------ Input material

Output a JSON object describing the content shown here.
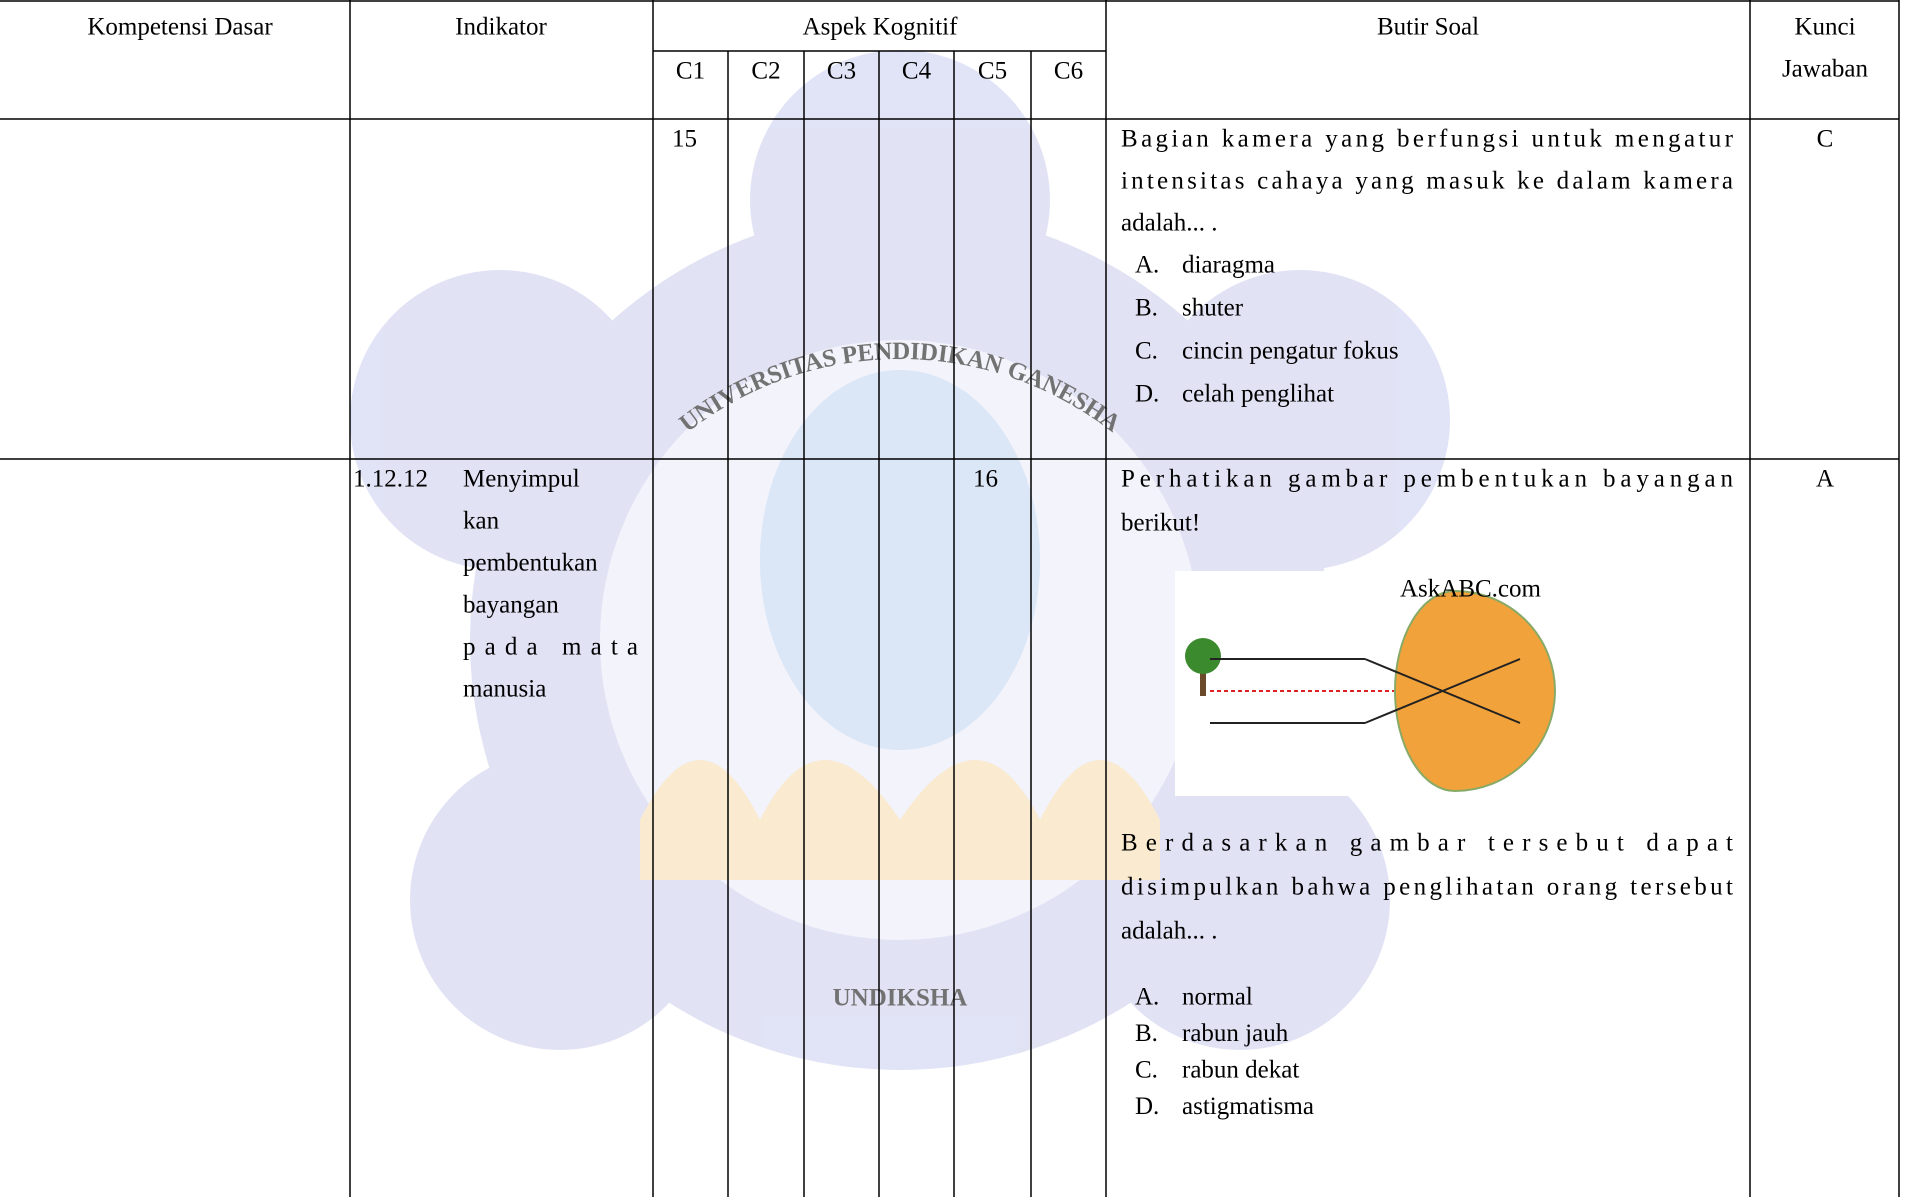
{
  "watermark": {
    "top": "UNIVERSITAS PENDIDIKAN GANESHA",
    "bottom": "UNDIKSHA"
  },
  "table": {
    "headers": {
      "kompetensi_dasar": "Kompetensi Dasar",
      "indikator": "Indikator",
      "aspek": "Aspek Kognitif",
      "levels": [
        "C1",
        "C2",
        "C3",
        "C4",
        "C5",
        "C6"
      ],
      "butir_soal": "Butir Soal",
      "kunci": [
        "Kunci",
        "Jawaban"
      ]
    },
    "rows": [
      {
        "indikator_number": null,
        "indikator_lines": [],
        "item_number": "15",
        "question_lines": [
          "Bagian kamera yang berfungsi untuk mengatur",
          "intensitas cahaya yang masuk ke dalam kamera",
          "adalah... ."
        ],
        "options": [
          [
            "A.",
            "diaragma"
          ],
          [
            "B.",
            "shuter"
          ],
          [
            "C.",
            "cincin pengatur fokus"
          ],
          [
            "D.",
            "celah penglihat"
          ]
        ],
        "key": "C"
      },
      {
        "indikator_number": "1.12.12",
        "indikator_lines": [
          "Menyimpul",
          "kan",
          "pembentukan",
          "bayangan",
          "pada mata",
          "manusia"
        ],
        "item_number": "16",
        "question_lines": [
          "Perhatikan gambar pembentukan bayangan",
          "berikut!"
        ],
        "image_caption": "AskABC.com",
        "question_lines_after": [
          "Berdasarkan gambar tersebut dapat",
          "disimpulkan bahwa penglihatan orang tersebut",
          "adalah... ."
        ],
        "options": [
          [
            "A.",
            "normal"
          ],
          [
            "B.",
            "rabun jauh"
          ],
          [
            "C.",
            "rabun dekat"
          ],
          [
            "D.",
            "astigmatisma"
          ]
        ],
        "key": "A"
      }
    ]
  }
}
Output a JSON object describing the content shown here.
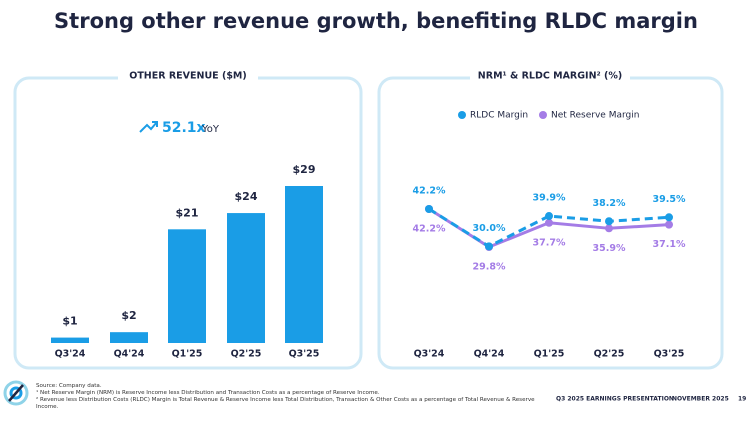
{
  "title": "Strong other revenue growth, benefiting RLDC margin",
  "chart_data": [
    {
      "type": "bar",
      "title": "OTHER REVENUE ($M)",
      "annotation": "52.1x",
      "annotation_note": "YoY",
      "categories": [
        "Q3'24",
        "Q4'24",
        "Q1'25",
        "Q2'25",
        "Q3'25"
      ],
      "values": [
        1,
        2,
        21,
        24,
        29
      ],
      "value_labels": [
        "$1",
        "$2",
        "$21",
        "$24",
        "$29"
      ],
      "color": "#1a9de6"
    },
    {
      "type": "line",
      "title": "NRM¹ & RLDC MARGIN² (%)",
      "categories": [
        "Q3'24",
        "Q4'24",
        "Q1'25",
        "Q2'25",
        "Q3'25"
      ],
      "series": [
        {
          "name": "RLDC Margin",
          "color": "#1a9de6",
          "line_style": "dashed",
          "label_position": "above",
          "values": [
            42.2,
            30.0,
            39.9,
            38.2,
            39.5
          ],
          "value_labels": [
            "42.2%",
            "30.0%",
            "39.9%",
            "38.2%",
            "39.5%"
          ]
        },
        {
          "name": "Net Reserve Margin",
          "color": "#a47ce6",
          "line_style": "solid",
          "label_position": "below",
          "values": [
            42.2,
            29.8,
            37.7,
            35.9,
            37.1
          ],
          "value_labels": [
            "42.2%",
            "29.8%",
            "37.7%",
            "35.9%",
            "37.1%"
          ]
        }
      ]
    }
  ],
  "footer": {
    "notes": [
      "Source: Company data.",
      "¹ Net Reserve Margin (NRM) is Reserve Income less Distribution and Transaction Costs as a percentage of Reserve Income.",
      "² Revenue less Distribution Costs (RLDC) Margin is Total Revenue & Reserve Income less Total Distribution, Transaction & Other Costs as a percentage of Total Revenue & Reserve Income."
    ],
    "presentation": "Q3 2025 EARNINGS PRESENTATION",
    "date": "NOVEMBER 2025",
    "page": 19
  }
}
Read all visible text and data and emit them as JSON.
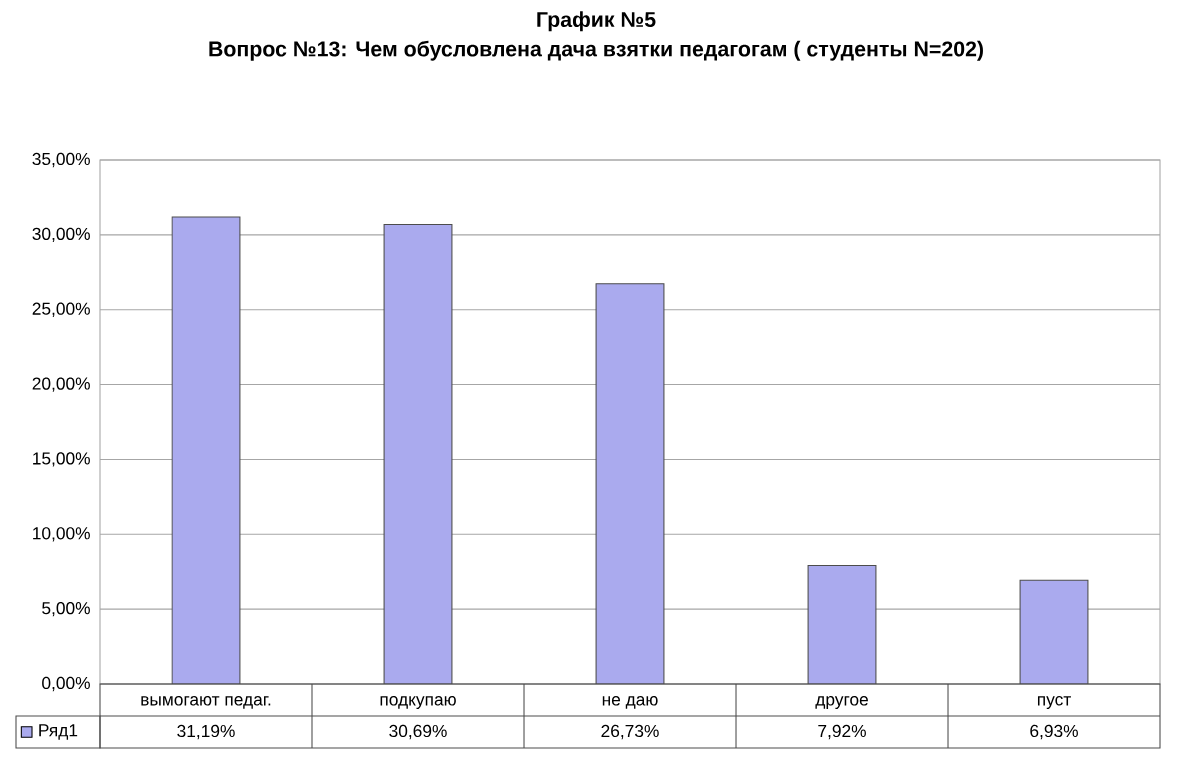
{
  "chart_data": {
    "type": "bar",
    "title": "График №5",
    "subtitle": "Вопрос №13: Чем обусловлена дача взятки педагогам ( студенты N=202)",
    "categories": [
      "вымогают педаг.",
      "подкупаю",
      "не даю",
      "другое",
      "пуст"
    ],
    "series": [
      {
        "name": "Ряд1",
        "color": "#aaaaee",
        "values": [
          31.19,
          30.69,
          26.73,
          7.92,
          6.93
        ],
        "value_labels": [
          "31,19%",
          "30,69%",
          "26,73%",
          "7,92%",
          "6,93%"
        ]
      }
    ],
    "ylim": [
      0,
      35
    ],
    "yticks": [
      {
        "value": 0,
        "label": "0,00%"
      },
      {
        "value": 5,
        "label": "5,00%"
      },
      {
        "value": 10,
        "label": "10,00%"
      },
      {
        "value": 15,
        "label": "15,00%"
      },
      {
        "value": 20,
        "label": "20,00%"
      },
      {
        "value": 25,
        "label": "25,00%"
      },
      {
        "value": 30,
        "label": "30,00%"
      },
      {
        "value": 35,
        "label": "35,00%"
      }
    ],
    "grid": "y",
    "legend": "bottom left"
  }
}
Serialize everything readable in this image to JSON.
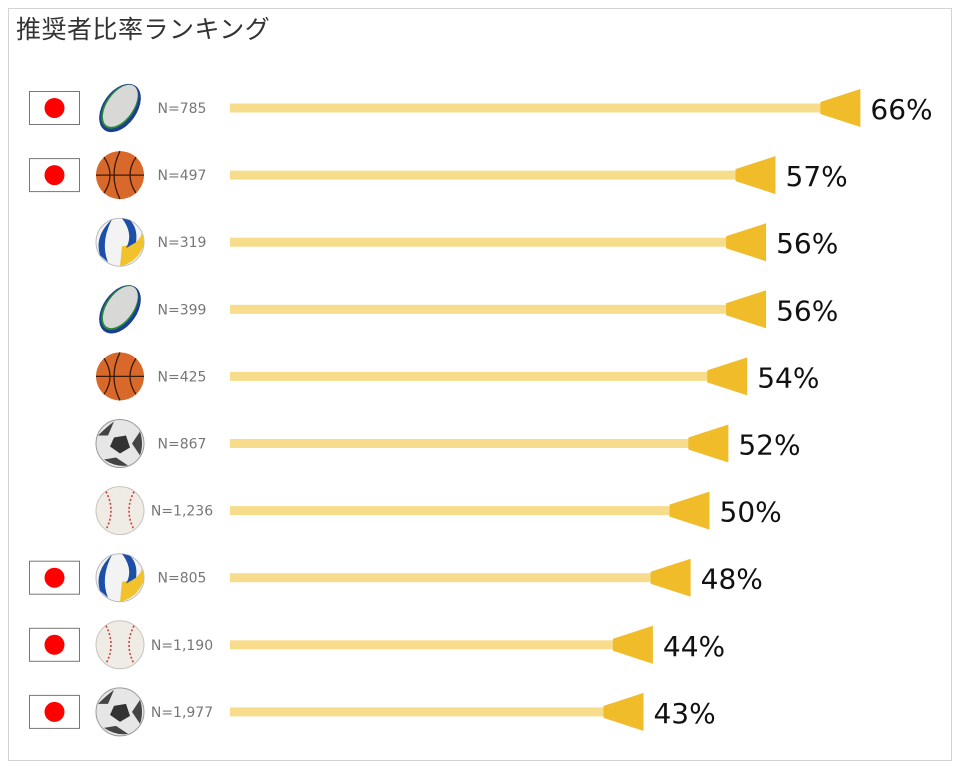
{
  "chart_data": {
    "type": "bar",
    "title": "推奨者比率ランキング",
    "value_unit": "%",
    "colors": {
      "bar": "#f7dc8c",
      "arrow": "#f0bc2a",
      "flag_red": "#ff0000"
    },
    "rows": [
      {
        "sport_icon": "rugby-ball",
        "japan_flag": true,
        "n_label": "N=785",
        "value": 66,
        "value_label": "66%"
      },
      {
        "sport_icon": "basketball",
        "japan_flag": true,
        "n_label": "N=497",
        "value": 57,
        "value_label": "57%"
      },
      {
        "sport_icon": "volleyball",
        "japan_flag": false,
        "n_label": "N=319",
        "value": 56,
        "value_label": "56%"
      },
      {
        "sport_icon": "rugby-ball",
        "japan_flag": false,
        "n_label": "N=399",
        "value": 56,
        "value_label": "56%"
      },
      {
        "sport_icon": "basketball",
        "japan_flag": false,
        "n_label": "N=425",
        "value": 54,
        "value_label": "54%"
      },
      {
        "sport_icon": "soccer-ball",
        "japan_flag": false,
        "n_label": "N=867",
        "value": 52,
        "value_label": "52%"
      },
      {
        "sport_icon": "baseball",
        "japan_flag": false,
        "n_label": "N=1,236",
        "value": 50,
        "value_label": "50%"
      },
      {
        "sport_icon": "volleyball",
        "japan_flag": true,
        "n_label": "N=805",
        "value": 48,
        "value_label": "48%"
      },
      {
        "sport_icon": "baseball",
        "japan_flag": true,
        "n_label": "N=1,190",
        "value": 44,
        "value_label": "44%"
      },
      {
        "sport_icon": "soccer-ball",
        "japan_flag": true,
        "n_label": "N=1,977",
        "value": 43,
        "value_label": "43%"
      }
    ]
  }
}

------------

In the records above, find the lines containing "less" and copy them.

# [Solution to this problem]
      "¹ Net Reserve Margin (NRM) is Reserve Income less Distribution and Transaction Costs as a percentage of Reserve Income.",
      "² Revenue less Distribution Costs (RLDC) Margin is Total Revenue & Reserve Income less Total Distribution, Transaction & Other Costs as a percentage of Total Revenue & Reserve Income."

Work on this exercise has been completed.